From the listing below, pick out each line with the word "this".

Lines of data
-=-=-

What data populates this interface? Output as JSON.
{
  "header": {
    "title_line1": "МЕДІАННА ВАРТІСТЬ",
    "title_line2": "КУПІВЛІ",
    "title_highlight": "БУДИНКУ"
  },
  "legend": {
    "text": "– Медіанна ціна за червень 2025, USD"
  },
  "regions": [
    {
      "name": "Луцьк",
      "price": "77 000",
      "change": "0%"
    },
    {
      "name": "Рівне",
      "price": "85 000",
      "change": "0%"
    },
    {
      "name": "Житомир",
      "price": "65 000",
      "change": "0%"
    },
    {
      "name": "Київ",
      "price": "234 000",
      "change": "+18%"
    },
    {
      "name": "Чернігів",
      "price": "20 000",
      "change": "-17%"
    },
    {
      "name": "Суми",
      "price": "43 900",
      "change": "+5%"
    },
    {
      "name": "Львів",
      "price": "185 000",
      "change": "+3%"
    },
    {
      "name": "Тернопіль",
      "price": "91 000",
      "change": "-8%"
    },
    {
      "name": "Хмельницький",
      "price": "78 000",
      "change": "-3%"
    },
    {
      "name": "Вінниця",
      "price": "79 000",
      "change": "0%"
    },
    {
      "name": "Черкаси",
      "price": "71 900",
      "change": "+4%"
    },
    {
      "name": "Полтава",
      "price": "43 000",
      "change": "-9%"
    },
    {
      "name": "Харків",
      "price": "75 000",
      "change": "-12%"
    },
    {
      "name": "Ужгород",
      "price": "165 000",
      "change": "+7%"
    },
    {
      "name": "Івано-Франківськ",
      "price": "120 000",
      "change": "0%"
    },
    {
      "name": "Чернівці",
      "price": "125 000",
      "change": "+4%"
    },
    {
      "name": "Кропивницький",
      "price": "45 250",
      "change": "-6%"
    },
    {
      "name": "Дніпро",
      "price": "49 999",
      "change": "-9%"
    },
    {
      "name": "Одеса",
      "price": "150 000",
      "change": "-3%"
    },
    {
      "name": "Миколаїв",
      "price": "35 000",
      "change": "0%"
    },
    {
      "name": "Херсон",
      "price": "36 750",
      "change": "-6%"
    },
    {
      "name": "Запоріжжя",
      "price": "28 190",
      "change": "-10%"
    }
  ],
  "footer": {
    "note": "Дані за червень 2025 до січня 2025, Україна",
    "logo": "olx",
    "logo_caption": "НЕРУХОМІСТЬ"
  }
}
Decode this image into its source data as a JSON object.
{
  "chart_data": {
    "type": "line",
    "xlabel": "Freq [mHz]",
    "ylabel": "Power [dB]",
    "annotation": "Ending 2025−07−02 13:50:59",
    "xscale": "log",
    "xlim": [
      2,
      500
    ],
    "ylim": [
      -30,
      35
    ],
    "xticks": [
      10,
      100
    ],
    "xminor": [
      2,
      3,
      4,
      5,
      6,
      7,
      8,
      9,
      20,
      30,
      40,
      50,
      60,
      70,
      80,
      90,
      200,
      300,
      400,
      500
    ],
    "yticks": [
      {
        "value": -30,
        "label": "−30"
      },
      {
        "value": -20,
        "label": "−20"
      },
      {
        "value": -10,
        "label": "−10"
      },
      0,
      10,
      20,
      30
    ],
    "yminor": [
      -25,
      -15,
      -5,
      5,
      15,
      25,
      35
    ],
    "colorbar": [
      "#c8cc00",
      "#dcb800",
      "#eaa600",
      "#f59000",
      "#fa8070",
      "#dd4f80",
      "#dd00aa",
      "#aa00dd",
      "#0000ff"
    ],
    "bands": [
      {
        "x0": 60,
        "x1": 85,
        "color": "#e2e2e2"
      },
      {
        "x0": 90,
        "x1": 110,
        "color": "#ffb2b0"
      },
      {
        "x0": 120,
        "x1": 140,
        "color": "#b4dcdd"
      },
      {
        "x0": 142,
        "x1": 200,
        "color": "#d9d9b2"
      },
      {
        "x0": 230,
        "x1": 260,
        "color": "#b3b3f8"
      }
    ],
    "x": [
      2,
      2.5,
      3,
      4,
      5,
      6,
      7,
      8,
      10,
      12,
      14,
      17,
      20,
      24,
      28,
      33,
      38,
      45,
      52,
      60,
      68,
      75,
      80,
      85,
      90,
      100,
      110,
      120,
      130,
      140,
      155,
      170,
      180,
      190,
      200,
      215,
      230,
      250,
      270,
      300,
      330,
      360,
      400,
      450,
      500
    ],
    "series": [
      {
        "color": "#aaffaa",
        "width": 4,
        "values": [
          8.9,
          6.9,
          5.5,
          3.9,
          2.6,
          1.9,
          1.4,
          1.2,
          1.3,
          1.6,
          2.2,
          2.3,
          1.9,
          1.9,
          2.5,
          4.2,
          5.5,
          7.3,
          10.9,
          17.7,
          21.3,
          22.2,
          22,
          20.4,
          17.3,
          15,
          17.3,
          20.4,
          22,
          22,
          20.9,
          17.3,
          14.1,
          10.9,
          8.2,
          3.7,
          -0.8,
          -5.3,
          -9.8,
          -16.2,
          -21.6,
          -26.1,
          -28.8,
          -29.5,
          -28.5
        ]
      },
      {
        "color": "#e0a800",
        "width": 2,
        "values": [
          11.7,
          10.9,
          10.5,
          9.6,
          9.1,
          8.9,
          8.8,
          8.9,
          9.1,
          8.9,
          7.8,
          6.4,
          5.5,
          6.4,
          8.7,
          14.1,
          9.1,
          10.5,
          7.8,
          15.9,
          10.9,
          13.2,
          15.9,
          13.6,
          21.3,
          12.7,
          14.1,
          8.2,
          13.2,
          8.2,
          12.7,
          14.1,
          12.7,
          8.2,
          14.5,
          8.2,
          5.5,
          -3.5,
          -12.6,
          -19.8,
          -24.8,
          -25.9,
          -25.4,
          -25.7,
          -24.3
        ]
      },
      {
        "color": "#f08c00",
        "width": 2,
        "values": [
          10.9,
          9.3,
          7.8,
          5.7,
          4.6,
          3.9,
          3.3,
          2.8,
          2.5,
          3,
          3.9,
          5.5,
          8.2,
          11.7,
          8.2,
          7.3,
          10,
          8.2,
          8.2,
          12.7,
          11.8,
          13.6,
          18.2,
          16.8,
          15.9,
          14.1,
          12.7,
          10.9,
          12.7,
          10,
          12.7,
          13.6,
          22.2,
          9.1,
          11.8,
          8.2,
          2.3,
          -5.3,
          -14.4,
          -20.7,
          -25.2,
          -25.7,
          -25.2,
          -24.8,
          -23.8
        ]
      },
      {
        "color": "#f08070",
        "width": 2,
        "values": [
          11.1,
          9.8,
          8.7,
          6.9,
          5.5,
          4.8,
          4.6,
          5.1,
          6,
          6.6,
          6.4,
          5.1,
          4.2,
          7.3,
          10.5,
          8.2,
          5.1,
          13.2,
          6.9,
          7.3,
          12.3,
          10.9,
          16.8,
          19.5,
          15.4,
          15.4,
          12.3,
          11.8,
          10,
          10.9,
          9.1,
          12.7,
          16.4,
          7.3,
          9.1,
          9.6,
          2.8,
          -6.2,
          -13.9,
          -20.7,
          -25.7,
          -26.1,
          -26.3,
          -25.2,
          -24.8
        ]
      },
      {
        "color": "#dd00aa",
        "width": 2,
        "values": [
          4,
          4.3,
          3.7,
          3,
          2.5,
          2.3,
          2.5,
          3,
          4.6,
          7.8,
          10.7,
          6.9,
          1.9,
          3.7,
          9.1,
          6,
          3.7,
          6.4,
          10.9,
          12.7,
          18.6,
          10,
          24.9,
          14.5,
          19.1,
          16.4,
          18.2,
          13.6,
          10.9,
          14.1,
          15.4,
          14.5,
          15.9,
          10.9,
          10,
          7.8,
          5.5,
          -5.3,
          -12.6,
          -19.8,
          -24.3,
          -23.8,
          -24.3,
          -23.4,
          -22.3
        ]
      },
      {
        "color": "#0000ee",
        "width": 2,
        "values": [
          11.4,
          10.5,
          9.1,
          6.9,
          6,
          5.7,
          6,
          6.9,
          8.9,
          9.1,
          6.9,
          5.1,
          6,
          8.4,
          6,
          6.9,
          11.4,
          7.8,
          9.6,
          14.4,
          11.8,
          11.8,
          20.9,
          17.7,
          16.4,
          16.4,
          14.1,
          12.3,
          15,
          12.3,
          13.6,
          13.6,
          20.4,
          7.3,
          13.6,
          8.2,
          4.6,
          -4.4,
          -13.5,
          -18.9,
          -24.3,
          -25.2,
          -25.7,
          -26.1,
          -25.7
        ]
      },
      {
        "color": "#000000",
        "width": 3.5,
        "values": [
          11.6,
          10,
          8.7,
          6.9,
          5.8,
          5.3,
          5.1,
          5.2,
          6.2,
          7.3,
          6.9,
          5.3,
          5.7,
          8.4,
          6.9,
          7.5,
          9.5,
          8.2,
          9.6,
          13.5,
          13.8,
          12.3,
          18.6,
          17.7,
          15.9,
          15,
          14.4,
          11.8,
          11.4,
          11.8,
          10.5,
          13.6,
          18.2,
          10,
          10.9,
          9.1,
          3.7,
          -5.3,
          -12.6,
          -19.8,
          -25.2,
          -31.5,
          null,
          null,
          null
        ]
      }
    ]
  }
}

-=-=-

▶ **RESULT OF THE TASK**
What data populates this interface? Output as JSON.
Decode this image into its source data as a JSON object.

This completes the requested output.